BEGIN Data rows

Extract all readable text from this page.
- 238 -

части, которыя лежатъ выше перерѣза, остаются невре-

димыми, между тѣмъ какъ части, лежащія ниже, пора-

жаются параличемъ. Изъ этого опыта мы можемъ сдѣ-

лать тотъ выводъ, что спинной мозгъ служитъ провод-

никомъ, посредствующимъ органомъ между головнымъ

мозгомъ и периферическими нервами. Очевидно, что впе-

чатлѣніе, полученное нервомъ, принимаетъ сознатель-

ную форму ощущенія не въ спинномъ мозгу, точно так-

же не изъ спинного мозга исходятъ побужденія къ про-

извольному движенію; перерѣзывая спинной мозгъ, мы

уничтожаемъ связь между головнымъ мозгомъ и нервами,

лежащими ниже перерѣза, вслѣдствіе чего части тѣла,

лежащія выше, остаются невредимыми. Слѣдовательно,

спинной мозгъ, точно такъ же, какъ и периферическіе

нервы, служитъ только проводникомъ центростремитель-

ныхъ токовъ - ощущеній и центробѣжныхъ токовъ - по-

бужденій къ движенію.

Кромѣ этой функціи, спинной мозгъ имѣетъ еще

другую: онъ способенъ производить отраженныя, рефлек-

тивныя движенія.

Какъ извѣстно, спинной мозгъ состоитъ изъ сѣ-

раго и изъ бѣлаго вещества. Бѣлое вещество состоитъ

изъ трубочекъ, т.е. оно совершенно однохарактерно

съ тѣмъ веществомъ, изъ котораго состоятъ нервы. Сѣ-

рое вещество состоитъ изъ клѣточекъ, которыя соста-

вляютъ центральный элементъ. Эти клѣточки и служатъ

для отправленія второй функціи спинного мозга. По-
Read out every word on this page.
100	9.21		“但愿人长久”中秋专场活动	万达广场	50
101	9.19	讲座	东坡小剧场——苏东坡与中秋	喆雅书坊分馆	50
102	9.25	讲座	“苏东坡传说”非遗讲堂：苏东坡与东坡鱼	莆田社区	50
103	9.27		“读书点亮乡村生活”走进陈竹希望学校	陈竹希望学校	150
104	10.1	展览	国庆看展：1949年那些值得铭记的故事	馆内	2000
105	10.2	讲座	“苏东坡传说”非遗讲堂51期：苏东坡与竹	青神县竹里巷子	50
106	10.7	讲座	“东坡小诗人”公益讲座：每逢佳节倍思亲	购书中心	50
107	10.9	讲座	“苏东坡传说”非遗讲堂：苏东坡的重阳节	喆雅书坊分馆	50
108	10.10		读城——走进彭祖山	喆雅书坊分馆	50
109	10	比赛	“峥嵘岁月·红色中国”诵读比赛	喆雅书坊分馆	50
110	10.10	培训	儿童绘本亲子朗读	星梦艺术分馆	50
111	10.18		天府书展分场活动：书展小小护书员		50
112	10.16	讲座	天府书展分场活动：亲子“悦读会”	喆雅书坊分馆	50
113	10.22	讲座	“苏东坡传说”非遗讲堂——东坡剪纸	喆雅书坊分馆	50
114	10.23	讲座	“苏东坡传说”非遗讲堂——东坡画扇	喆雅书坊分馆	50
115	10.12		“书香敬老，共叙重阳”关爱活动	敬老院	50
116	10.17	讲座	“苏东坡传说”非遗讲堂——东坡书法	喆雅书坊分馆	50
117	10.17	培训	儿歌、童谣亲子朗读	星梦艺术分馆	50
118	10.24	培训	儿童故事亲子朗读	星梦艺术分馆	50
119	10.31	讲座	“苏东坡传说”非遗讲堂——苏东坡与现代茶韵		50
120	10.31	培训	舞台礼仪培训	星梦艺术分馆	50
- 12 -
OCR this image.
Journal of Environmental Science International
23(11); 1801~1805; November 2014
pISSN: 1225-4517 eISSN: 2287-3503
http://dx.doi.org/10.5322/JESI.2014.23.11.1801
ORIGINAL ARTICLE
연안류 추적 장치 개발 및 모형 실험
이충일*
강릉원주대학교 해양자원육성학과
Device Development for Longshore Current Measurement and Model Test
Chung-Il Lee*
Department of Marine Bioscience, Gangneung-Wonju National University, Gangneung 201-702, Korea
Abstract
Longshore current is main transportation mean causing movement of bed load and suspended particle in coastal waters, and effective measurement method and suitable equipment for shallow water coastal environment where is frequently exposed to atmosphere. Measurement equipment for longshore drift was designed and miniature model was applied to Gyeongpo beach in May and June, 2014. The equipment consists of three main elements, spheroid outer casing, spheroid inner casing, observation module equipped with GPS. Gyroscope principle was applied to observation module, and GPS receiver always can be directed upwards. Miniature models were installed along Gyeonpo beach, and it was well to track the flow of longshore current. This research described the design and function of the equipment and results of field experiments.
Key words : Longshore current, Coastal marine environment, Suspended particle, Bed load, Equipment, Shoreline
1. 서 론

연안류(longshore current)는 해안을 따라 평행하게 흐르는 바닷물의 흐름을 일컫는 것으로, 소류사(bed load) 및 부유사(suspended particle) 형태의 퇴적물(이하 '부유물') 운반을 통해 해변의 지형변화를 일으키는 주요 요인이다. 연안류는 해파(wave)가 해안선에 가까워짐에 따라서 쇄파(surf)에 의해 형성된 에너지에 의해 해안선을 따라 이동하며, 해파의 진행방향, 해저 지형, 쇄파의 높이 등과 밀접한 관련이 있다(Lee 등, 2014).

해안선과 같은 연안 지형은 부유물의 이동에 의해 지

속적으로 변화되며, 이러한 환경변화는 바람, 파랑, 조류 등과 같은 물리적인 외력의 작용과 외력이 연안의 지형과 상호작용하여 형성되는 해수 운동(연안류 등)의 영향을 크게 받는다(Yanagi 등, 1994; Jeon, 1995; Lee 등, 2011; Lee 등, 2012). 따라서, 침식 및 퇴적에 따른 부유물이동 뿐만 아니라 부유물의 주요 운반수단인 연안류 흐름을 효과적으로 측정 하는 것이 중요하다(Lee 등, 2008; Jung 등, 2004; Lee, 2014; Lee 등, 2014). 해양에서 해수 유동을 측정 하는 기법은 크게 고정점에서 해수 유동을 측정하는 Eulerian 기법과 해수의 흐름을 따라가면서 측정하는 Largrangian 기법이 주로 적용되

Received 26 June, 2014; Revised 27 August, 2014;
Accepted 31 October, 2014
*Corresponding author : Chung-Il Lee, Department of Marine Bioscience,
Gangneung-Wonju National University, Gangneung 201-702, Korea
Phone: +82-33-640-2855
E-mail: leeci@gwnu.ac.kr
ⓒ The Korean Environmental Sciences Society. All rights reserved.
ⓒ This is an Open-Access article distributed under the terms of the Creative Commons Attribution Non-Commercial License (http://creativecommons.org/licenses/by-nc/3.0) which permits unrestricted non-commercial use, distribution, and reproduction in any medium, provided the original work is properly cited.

END Data rows

**Task description**
Your task is to print all of the records exactly.

**Exercise solution**
Extract all readable text from this page.
- 238 -

части, которыя лежатъ выше перерѣза, остаются невре-

димыми, между тѣмъ какъ части, лежащія ниже, пора-

жаются параличемъ. Изъ этого опыта мы можемъ сдѣ-

лать тотъ выводъ, что спинной мозгъ служитъ провод-

никомъ, посредствующимъ органомъ между головнымъ

мозгомъ и периферическими нервами. Очевидно, что впе-

чатлѣніе, полученное нервомъ, принимаетъ сознатель-

ную форму ощущенія не въ спинномъ мозгу, точно так-

же не изъ спинного мозга исходятъ побужденія къ про-

извольному движенію; перерѣзывая спинной мозгъ, мы

уничтожаемъ связь между головнымъ мозгомъ и нервами,

лежащими ниже перерѣза, вслѣдствіе чего части тѣла,

лежащія выше, остаются невредимыми. Слѣдовательно,

спинной мозгъ, точно такъ же, какъ и периферическіе

нервы, служитъ только проводникомъ центростремитель-

ныхъ токовъ - ощущеній и центробѣжныхъ токовъ - по-

бужденій къ движенію.

Кромѣ этой функціи, спинной мозгъ имѣетъ еще

другую: онъ способенъ производить отраженныя, рефлек-

тивныя движенія.

Какъ извѣстно, спинной мозгъ состоитъ изъ сѣ-

раго и изъ бѣлаго вещества. Бѣлое вещество состоитъ

изъ трубочекъ, т.е. оно совершенно однохарактерно

съ тѣмъ веществомъ, изъ котораго состоятъ нервы. Сѣ-

рое вещество состоитъ изъ клѣточекъ, которыя соста-

вляютъ центральный элементъ. Эти клѣточки и служатъ

для отправленія второй функціи спинного мозга. По-
Read out every word on this page.
100	9.21		“但愿人长久”中秋专场活动	万达广场	50
101	9.19	讲座	东坡小剧场——苏东坡与中秋	喆雅书坊分馆	50
102	9.25	讲座	“苏东坡传说”非遗讲堂：苏东坡与东坡鱼	莆田社区	50
103	9.27		“读书点亮乡村生活”走进陈竹希望学校	陈竹希望学校	150
104	10.1	展览	国庆看展：1949年那些值得铭记的故事	馆内	2000
105	10.2	讲座	“苏东坡传说”非遗讲堂51期：苏东坡与竹	青神县竹里巷子	50
106	10.7	讲座	“东坡小诗人”公益讲座：每逢佳节倍思亲	购书中心	50
107	10.9	讲座	“苏东坡传说”非遗讲堂：苏东坡的重阳节	喆雅书坊分馆	50
108	10.10		读城——走进彭祖山	喆雅书坊分馆	50
109	10	比赛	“峥嵘岁月·红色中国”诵读比赛	喆雅书坊分馆	50
110	10.10	培训	儿童绘本亲子朗读	星梦艺术分馆	50
111	10.18		天府书展分场活动：书展小小护书员		50
112	10.16	讲座	天府书展分场活动：亲子“悦读会”	喆雅书坊分馆	50
113	10.22	讲座	“苏东坡传说”非遗讲堂——东坡剪纸	喆雅书坊分馆	50
114	10.23	讲座	“苏东坡传说”非遗讲堂——东坡画扇	喆雅书坊分馆	50
115	10.12		“书香敬老，共叙重阳”关爱活动	敬老院	50
116	10.17	讲座	“苏东坡传说”非遗讲堂——东坡书法	喆雅书坊分馆	50
117	10.17	培训	儿歌、童谣亲子朗读	星梦艺术分馆	50
118	10.24	培训	儿童故事亲子朗读	星梦艺术分馆	50
119	10.31	讲座	“苏东坡传说”非遗讲堂——苏东坡与现代茶韵		50
120	10.31	培训	舞台礼仪培训	星梦艺术分馆	50
- 12 -
OCR this image.
Journal of Environmental Science International
23(11); 1801~1805; November 2014
pISSN: 1225-4517 eISSN: 2287-3503
http://dx.doi.org/10.5322/JESI.2014.23.11.1801
ORIGINAL ARTICLE
연안류 추적 장치 개발 및 모형 실험
이충일*
강릉원주대학교 해양자원육성학과
Device Development for Longshore Current Measurement and Model Test
Chung-Il Lee*
Department of Marine Bioscience, Gangneung-Wonju National University, Gangneung 201-702, Korea
Abstract
Longshore current is main transportation mean causing movement of bed load and suspended particle in coastal waters, and effective measurement method and suitable equipment for shallow water coastal environment where is frequently exposed to atmosphere. Measurement equipment for longshore drift was designed and miniature model was applied to Gyeongpo beach in May and June, 2014. The equipment consists of three main elements, spheroid outer casing, spheroid inner casing, observation module equipped with GPS. Gyroscope principle was applied to observation module, and GPS receiver always can be directed upwards. Miniature models were installed along Gyeonpo beach, and it was well to track the flow of longshore current. This research described the design and function of the equipment and results of field experiments.
Key words : Longshore current, Coastal marine environment, Suspended particle, Bed load, Equipment, Shoreline
1. 서 론

연안류(longshore current)는 해안을 따라 평행하게 흐르는 바닷물의 흐름을 일컫는 것으로, 소류사(bed load) 및 부유사(suspended particle) 형태의 퇴적물(이하 '부유물') 운반을 통해 해변의 지형변화를 일으키는 주요 요인이다. 연안류는 해파(wave)가 해안선에 가까워짐에 따라서 쇄파(surf)에 의해 형성된 에너지에 의해 해안선을 따라 이동하며, 해파의 진행방향, 해저 지형, 쇄파의 높이 등과 밀접한 관련이 있다(Lee 등, 2014).

해안선과 같은 연안 지형은 부유물의 이동에 의해 지

속적으로 변화되며, 이러한 환경변화는 바람, 파랑, 조류 등과 같은 물리적인 외력의 작용과 외력이 연안의 지형과 상호작용하여 형성되는 해수 운동(연안류 등)의 영향을 크게 받는다(Yanagi 등, 1994; Jeon, 1995; Lee 등, 2011; Lee 등, 2012). 따라서, 침식 및 퇴적에 따른 부유물이동 뿐만 아니라 부유물의 주요 운반수단인 연안류 흐름을 효과적으로 측정 하는 것이 중요하다(Lee 등, 2008; Jung 등, 2004; Lee, 2014; Lee 등, 2014). 해양에서 해수 유동을 측정 하는 기법은 크게 고정점에서 해수 유동을 측정하는 Eulerian 기법과 해수의 흐름을 따라가면서 측정하는 Largrangian 기법이 주로 적용되

Received 26 June, 2014; Revised 27 August, 2014;
Accepted 31 October, 2014
*Corresponding author : Chung-Il Lee, Department of Marine Bioscience,
Gangneung-Wonju National University, Gangneung 201-702, Korea
Phone: +82-33-640-2855
E-mail: leeci@gwnu.ac.kr
ⓒ The Korean Environmental Sciences Society. All rights reserved.
ⓒ This is an Open-Access article distributed under the terms of the Creative Commons Attribution Non-Commercial License (http://creativecommons.org/licenses/by-nc/3.0) which permits unrestricted non-commercial use, distribution, and reproduction in any medium, provided the original work is properly cited.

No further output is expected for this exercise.